### Given problem
Locate each line below that includes "start" and reproduce it.

Stored records:
######
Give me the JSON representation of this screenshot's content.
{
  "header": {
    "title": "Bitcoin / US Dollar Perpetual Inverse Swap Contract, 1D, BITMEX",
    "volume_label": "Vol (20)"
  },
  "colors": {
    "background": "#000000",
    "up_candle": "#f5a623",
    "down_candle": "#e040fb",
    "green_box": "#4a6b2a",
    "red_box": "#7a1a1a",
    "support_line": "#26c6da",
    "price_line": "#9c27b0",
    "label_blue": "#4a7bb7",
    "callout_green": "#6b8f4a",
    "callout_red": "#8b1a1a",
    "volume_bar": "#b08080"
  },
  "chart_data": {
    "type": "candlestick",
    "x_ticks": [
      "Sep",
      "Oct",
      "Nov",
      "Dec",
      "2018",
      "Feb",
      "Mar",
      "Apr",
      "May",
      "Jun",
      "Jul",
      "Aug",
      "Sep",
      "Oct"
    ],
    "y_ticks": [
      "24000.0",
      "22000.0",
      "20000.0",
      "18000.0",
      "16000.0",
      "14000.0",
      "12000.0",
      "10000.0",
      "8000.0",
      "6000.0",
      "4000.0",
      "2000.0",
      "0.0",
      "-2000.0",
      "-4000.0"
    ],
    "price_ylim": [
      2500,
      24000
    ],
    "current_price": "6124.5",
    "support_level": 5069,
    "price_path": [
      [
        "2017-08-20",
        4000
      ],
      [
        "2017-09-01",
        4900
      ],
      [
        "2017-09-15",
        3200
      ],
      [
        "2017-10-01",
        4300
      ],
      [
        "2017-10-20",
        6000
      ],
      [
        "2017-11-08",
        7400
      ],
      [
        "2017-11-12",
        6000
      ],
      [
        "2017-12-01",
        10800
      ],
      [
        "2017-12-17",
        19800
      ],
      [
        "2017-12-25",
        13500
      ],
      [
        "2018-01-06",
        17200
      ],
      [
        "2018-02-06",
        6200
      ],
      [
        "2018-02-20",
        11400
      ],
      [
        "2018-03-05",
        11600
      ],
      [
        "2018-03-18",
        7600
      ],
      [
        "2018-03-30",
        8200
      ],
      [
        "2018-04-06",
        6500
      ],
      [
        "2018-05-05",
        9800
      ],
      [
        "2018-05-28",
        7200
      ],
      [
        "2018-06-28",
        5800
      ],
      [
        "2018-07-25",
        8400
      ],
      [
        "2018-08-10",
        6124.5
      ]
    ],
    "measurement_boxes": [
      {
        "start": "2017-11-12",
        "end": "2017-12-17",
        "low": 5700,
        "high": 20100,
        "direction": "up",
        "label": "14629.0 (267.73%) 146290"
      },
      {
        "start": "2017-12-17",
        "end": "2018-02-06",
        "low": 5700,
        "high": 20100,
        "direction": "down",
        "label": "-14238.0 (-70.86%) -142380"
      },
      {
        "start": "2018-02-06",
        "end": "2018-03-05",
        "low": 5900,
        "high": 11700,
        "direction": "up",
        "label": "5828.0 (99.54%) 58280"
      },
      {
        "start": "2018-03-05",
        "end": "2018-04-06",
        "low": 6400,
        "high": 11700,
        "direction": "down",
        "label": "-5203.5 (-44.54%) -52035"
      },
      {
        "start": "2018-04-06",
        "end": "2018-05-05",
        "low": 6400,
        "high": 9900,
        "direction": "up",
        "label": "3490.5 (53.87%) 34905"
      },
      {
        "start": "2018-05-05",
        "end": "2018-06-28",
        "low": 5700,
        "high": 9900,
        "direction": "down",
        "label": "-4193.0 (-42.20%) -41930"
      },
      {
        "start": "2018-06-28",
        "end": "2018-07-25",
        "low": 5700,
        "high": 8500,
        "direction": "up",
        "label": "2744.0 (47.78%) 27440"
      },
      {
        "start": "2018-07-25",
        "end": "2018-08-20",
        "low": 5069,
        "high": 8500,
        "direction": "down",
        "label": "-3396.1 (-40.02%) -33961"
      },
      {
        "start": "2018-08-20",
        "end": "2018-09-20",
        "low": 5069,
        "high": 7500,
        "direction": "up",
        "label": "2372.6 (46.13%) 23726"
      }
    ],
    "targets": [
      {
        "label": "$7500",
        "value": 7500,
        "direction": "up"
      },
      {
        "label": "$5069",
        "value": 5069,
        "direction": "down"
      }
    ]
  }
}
######
### Task output
        "start": "2017-11-12",
        "start": "2017-12-17",
        "start": "2018-02-06",
        "start": "2018-03-05",
        "start": "2018-04-06",
        "start": "2018-05-05",
        "start": "2018-06-28",
        "start": "2018-07-25",
        "start": "2018-08-20",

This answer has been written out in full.